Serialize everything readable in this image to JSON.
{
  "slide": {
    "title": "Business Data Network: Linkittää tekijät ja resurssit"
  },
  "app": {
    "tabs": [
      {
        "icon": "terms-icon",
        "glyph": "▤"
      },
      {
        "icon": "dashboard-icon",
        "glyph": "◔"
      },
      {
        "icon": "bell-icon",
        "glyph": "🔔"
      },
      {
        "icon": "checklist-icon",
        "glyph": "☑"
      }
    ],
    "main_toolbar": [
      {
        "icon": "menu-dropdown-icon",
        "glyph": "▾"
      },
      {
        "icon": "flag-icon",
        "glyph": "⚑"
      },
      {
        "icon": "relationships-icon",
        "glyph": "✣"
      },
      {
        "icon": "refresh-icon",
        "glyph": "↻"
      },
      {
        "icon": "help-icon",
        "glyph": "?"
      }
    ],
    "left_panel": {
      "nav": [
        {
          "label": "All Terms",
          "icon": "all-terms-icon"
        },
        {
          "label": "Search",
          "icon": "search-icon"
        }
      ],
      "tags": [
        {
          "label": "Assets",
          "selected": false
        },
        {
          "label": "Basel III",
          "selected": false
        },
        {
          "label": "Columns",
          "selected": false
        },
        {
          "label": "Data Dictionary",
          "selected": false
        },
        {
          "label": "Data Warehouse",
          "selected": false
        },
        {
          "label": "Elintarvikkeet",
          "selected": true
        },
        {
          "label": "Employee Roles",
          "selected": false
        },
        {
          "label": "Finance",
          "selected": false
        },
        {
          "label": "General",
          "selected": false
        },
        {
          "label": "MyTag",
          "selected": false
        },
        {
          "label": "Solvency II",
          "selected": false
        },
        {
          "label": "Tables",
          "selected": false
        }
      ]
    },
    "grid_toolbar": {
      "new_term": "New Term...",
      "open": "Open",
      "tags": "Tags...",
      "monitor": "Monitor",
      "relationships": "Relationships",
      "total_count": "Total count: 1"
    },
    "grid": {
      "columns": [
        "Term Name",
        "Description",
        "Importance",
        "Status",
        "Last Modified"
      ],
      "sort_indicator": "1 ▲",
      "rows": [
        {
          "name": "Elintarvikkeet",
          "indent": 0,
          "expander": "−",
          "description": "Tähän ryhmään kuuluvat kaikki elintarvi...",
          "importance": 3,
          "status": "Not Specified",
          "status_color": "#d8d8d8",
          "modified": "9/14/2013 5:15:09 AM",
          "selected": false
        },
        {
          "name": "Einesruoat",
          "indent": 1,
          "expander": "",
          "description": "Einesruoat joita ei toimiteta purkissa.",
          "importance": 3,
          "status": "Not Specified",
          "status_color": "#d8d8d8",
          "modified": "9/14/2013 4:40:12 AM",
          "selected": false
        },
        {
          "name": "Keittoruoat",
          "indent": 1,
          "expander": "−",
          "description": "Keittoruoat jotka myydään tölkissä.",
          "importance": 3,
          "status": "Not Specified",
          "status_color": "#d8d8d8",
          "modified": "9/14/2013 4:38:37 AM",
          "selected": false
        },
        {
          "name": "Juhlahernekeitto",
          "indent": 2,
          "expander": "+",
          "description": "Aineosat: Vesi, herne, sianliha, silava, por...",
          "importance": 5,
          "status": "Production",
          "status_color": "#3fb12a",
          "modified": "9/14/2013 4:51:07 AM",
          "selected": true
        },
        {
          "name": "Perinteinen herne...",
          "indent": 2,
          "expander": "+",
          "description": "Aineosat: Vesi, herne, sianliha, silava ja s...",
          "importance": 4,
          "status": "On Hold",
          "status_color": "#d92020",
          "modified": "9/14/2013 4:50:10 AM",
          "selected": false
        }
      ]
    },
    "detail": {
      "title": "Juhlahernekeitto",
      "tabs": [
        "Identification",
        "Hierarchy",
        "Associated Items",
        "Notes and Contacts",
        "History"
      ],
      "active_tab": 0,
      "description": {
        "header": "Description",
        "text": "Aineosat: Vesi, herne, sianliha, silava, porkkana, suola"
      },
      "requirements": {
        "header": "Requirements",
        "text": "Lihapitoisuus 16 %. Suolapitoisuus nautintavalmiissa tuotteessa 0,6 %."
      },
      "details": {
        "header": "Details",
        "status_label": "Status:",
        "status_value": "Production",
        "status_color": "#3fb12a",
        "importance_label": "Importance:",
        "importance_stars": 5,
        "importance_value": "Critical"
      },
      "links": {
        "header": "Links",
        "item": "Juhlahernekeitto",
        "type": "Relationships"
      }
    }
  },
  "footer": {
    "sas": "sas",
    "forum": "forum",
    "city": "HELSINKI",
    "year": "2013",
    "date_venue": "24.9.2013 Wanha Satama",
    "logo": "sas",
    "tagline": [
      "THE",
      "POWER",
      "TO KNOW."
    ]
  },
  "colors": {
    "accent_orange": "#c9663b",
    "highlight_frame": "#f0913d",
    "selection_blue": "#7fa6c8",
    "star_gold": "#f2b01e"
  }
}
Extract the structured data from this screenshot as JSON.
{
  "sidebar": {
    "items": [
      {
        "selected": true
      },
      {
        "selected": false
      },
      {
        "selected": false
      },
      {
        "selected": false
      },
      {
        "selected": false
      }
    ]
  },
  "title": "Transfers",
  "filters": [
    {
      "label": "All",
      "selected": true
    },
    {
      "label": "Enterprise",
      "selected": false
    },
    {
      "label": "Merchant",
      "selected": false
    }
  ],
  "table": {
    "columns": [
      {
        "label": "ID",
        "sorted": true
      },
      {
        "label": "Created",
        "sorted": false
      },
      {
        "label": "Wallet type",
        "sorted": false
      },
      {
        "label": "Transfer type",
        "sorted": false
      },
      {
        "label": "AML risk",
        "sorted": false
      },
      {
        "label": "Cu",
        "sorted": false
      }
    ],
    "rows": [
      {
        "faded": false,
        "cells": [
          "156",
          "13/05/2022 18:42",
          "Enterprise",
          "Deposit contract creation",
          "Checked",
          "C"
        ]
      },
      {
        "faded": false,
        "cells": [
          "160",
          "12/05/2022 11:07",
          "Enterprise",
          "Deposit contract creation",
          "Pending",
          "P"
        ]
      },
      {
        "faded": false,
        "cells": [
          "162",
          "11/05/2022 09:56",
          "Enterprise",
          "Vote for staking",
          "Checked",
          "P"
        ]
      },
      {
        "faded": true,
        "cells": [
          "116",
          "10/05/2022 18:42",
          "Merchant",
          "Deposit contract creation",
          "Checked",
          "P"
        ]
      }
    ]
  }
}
☆ ☆ ☆
| WHAT TO DO |
Transcribe the material above in its entirety. Match it exactly.

| RESPONSE TO THE TASK |
Serialize everything readable in this image to JSON.
{
  "slide": {
    "title": "Business Data Network: Linkittää tekijät ja resurssit"
  },
  "app": {
    "tabs": [
      {
        "icon": "terms-icon",
        "glyph": "▤"
      },
      {
        "icon": "dashboard-icon",
        "glyph": "◔"
      },
      {
        "icon": "bell-icon",
        "glyph": "🔔"
      },
      {
        "icon": "checklist-icon",
        "glyph": "☑"
      }
    ],
    "main_toolbar": [
      {
        "icon": "menu-dropdown-icon",
        "glyph": "▾"
      },
      {
        "icon": "flag-icon",
        "glyph": "⚑"
      },
      {
        "icon": "relationships-icon",
        "glyph": "✣"
      },
      {
        "icon": "refresh-icon",
        "glyph": "↻"
      },
      {
        "icon": "help-icon",
        "glyph": "?"
      }
    ],
    "left_panel": {
      "nav": [
        {
          "label": "All Terms",
          "icon": "all-terms-icon"
        },
        {
          "label": "Search",
          "icon": "search-icon"
        }
      ],
      "tags": [
        {
          "label": "Assets",
          "selected": false
        },
        {
          "label": "Basel III",
          "selected": false
        },
        {
          "label": "Columns",
          "selected": false
        },
        {
          "label": "Data Dictionary",
          "selected": false
        },
        {
          "label": "Data Warehouse",
          "selected": false
        },
        {
          "label": "Elintarvikkeet",
          "selected": true
        },
        {
          "label": "Employee Roles",
          "selected": false
        },
        {
          "label": "Finance",
          "selected": false
        },
        {
          "label": "General",
          "selected": false
        },
        {
          "label": "MyTag",
          "selected": false
        },
        {
          "label": "Solvency II",
          "selected": false
        },
        {
          "label": "Tables",
          "selected": false
        }
      ]
    },
    "grid_toolbar": {
      "new_term": "New Term...",
      "open": "Open",
      "tags": "Tags...",
      "monitor": "Monitor",
      "relationships": "Relationships",
      "total_count": "Total count: 1"
    },
    "grid": {
      "columns": [
        "Term Name",
        "Description",
        "Importance",
        "Status",
        "Last Modified"
      ],
      "sort_indicator": "1 ▲",
      "rows": [
        {
          "name": "Elintarvikkeet",
          "indent": 0,
          "expander": "−",
          "description": "Tähän ryhmään kuuluvat kaikki elintarvi...",
          "importance": 3,
          "status": "Not Specified",
          "status_color": "#d8d8d8",
          "modified": "9/14/2013 5:15:09 AM",
          "selected": false
        },
        {
          "name": "Einesruoat",
          "indent": 1,
          "expander": "",
          "description": "Einesruoat joita ei toimiteta purkissa.",
          "importance": 3,
          "status": "Not Specified",
          "status_color": "#d8d8d8",
          "modified": "9/14/2013 4:40:12 AM",
          "selected": false
        },
        {
          "name": "Keittoruoat",
          "indent": 1,
          "expander": "−",
          "description": "Keittoruoat jotka myydään tölkissä.",
          "importance": 3,
          "status": "Not Specified",
          "status_color": "#d8d8d8",
          "modified": "9/14/2013 4:38:37 AM",
          "selected": false
        },
        {
          "name": "Juhlahernekeitto",
          "indent": 2,
          "expander": "+",
          "description": "Aineosat: Vesi, herne, sianliha, silava, por...",
          "importance": 5,
          "status": "Production",
          "status_color": "#3fb12a",
          "modified": "9/14/2013 4:51:07 AM",
          "selected": true
        },
        {
          "name": "Perinteinen herne...",
          "indent": 2,
          "expander": "+",
          "description": "Aineosat: Vesi, herne, sianliha, silava ja s...",
          "importance": 4,
          "status": "On Hold",
          "status_color": "#d92020",
          "modified": "9/14/2013 4:50:10 AM",
          "selected": false
        }
      ]
    },
    "detail": {
      "title": "Juhlahernekeitto",
      "tabs": [
        "Identification",
        "Hierarchy",
        "Associated Items",
        "Notes and Contacts",
        "History"
      ],
      "active_tab": 0,
      "description": {
        "header": "Description",
        "text": "Aineosat: Vesi, herne, sianliha, silava, porkkana, suola"
      },
      "requirements": {
        "header": "Requirements",
        "text": "Lihapitoisuus 16 %. Suolapitoisuus nautintavalmiissa tuotteessa 0,6 %."
      },
      "details": {
        "header": "Details",
        "status_label": "Status:",
        "status_value": "Production",
        "status_color": "#3fb12a",
        "importance_label": "Importance:",
        "importance_stars": 5,
        "importance_value": "Critical"
      },
      "links": {
        "header": "Links",
        "item": "Juhlahernekeitto",
        "type": "Relationships"
      }
    }
  },
  "footer": {
    "sas": "sas",
    "forum": "forum",
    "city": "HELSINKI",
    "year": "2013",
    "date_venue": "24.9.2013 Wanha Satama",
    "logo": "sas",
    "tagline": [
      "THE",
      "POWER",
      "TO KNOW."
    ]
  },
  "colors": {
    "accent_orange": "#c9663b",
    "highlight_frame": "#f0913d",
    "selection_blue": "#7fa6c8",
    "star_gold": "#f2b01e"
  }
}
Extract the structured data from this screenshot as JSON.
{
  "sidebar": {
    "items": [
      {
        "selected": true
      },
      {
        "selected": false
      },
      {
        "selected": false
      },
      {
        "selected": false
      },
      {
        "selected": false
      }
    ]
  },
  "title": "Transfers",
  "filters": [
    {
      "label": "All",
      "selected": true
    },
    {
      "label": "Enterprise",
      "selected": false
    },
    {
      "label": "Merchant",
      "selected": false
    }
  ],
  "table": {
    "columns": [
      {
        "label": "ID",
        "sorted": true
      },
      {
        "label": "Created",
        "sorted": false
      },
      {
        "label": "Wallet type",
        "sorted": false
      },
      {
        "label": "Transfer type",
        "sorted": false
      },
      {
        "label": "AML risk",
        "sorted": false
      },
      {
        "label": "Cu",
        "sorted": false
      }
    ],
    "rows": [
      {
        "faded": false,
        "cells": [
          "156",
          "13/05/2022 18:42",
          "Enterprise",
          "Deposit contract creation",
          "Checked",
          "C"
        ]
      },
      {
        "faded": false,
        "cells": [
          "160",
          "12/05/2022 11:07",
          "Enterprise",
          "Deposit contract creation",
          "Pending",
          "P"
        ]
      },
      {
        "faded": false,
        "cells": [
          "162",
          "11/05/2022 09:56",
          "Enterprise",
          "Vote for staking",
          "Checked",
          "P"
        ]
      },
      {
        "faded": true,
        "cells": [
          "116",
          "10/05/2022 18:42",
          "Merchant",
          "Deposit contract creation",
          "Checked",
          "P"
        ]
      }
    ]
  }
}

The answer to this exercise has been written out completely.